*Passage to read*
Trump’s $100K H-1B Rule Is a Clean Fix for a Dirty System
A decent immigration system begins with a modest moral premise. A government may welcome talent from abroad, but it owes special concern to its own citizens when law creates an incentive to undercut them. The modern H-1B program violated that premise in a predictable way. The statute was written to admit specialty workers. The market discovered that the program could be used, at scale, as a wage arbitrage tool. When that happens, moral language about “skills gaps” becomes a fig leaf. The real driver is price.
President Trump’s $100K H-1B fee changes the price. It does so in the simplest way imaginable. If a firm truly needs a particular foreign worker, it can still hire that worker. But it must pay a real premium to do so. If it does not truly need the worker, it will not pay. This is the core of the idea. A high fee does what years of policy papers and halfhearted enforcement could not do. It makes abuse economically irrational.
The first fact to keep clear is procedural and recent. This is not a floating campaign slogan or a think tank white paper. It is an executed presidential proclamation, formally issued in September 2025, that directs federal agencies to implement the fee and to deny covered petitions filed without proof of payment or an approved exception. USCIS has published implementing guidance and an FAQ, the White House has published the proclamation text, and litigation is now underway challenging the policy. The policy is in effect administratively, even as courts consider whether the President has the power to impose it in this form.
What, exactly, is the policy? It applies prospectively to new H-1B petitions filed after the effective date and focused on beneficiaries outside the United States, that is, cases that require consular processing and a new visa stamp. It is not retroactive in the ordinary sense. Existing H-1B workers are not suddenly “taxed” for past filings, and routine extensions or change of status inside the US may fall outside the proclamation’s scope under agency guidance. The target is new inflow. That is where the arbitrage incentive operates most cleanly, and that is where a firm’s decision calculus is most sensitive to cost.
The policy’s defenders should say, plainly, what too many politicians avoid saying. The conventional H-1B system does not generally require an employer to recruit Americans first. There are narrow attestations and limited obligations for certain heavy users, but the basic structure is not a labor certification regime. Employers post the job, file the paperwork, and if the petition is approved and the lottery permits, the worker comes. That structure has been exploited. A vast number of H-1B positions are certified at wage levels that are not what most people would call high-end talent wages. Outsourcing firms and staffing intermediaries file at volume. Some large employers lay off US workers, then hire H-1B workers, sometimes even requiring displaced employees to train replacements. This is not folklore. It is a recurring pattern documented across years and industries.

*List of tasks*
a. Reproduce the records from their first line down to the line containing "- column-header-h[interactable]: H: [530, 0, 588, 32]", substituting "bounding box" for "bbox" and leaving everything else unchanged.
b. Continue the opinion piece on the $100K H-1B fee from the point where it stops.

*Supplied data*
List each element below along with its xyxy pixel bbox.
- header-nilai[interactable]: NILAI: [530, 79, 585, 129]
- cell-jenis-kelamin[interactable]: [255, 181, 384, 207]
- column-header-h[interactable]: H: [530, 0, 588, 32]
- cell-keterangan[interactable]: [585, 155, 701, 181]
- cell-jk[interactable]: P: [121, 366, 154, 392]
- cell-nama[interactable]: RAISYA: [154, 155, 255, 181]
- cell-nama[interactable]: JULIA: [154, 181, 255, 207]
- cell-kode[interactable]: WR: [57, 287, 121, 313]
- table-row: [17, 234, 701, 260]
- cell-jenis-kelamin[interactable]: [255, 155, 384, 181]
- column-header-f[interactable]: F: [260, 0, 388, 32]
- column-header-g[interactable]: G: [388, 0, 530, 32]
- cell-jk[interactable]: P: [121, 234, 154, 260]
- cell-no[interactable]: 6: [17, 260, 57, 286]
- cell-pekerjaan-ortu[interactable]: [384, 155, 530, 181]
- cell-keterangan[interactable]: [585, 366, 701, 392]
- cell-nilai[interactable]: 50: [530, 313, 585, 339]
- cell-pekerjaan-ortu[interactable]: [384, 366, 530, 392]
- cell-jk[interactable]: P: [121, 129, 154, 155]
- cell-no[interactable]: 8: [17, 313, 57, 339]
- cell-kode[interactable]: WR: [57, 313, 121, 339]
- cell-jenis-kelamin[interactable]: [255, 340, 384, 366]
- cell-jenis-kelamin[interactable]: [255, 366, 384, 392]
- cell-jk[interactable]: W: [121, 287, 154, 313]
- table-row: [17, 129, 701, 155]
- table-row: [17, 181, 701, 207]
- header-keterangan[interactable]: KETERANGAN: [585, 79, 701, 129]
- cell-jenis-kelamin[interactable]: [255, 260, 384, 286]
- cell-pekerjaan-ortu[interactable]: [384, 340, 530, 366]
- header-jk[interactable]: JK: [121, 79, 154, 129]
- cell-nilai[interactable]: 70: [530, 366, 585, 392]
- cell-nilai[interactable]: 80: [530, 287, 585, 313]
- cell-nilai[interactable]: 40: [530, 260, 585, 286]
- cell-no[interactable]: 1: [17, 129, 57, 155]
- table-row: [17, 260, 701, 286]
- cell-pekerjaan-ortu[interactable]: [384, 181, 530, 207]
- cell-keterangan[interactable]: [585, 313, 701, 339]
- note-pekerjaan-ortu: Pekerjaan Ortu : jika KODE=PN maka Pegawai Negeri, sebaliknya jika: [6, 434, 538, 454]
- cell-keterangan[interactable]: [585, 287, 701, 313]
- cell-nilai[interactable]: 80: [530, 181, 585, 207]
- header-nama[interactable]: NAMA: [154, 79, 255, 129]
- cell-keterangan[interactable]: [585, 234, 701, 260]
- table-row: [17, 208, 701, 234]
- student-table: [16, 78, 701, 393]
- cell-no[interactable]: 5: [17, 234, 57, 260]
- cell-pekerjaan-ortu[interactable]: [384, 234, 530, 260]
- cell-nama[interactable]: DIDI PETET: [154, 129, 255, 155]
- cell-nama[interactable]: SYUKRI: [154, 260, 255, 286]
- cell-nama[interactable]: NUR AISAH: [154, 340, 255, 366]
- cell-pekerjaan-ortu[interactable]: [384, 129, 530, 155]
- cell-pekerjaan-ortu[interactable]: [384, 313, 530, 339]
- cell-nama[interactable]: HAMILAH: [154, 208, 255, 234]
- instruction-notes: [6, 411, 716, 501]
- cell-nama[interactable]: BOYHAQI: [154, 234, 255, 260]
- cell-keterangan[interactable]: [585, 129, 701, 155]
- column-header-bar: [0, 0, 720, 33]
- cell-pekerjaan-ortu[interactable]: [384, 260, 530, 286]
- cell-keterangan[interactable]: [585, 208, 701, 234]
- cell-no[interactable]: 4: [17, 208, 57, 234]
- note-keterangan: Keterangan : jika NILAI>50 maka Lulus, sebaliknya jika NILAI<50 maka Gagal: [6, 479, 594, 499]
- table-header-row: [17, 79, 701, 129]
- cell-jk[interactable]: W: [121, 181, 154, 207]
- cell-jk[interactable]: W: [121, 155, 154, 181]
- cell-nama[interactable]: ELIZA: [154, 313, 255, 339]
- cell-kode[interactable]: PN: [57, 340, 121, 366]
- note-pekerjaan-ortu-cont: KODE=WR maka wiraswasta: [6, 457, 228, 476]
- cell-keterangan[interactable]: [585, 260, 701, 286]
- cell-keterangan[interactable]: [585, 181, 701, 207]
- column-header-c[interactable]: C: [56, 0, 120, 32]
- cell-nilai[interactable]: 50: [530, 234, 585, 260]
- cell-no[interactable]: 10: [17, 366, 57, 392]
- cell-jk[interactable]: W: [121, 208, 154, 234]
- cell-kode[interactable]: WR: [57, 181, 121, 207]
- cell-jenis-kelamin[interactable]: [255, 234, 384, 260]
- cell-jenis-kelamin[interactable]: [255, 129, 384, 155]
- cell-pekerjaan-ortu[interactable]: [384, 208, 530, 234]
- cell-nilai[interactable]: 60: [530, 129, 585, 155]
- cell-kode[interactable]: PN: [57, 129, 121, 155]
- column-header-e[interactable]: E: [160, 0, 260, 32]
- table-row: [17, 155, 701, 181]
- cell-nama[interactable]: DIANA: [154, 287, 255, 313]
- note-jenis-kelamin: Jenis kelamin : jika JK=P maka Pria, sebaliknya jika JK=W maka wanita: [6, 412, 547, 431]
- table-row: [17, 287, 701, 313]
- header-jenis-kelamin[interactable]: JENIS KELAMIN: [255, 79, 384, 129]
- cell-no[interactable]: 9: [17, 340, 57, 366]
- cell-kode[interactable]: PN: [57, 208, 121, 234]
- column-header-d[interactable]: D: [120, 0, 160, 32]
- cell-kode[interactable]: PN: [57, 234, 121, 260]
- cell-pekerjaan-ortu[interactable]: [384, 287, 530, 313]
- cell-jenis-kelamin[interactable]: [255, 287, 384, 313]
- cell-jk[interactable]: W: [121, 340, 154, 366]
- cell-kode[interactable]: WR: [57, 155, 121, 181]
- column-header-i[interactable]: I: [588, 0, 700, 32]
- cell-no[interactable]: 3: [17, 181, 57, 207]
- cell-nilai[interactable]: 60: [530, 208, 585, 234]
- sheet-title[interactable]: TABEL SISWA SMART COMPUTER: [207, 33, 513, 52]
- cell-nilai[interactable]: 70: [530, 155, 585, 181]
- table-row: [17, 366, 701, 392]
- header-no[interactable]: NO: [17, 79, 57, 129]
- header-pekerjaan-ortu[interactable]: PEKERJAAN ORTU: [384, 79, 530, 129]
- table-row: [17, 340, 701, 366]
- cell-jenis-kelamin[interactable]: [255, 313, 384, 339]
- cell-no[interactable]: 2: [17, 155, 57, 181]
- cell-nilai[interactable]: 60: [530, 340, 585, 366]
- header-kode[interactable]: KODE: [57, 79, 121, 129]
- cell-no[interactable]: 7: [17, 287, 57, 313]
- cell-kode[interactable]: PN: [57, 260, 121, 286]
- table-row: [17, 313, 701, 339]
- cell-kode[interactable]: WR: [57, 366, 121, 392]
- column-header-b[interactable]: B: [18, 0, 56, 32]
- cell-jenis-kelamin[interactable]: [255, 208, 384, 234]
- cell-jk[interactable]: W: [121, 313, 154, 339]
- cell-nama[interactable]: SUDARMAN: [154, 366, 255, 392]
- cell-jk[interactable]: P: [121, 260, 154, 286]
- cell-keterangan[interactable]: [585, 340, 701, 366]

*Answers to the tasks*
a.
List each element below along with its xyxy pixel bounding box.
- header-nilai[interactable]: NILAI: [530, 79, 585, 129]
- cell-jenis-kelamin[interactable]: [255, 181, 384, 207]
- column-header-h[interactable]: H: [530, 0, 588, 32]

b.
Once you see the incentive, you can predict the result. If you can fill a role with a domestic hire at $X, and you can fill it with an H-1B hire at $X minus a meaningful discount, then the legal system has created a pathway to cheaper substitution. If, in addition, the worker’s immigration status is tied to the employer, the bargain gets even better from the employer’s perspective. Mobility is reduced. The worker’s bargaining power is weakened. That is not merely unfair to American workers. It is also unfair to the foreign worker, who becomes dependent in ways inconsistent with the dignity of labor.
Here is the governing insight behind the $100K fee: do not pretend you can police motives by writing more rules. Do not imagine you can make a bureaucrat distinguish, on a file folder, between “genuine shortage” and “wage arbitrage.” Make the economics do the screening.
Consider a familiar analogy. A tariff does not make trade illegal. It makes certain trades unprofitable. That is often the point. When domestic capacity matters, a tariff forces firms to internalize costs that were previously externalized onto the public. The $100K H-1B fee is a labor tariff in precisely this sense. It does not ban foreign labor. It ends the cheapness of foreign labor as a substitution strategy.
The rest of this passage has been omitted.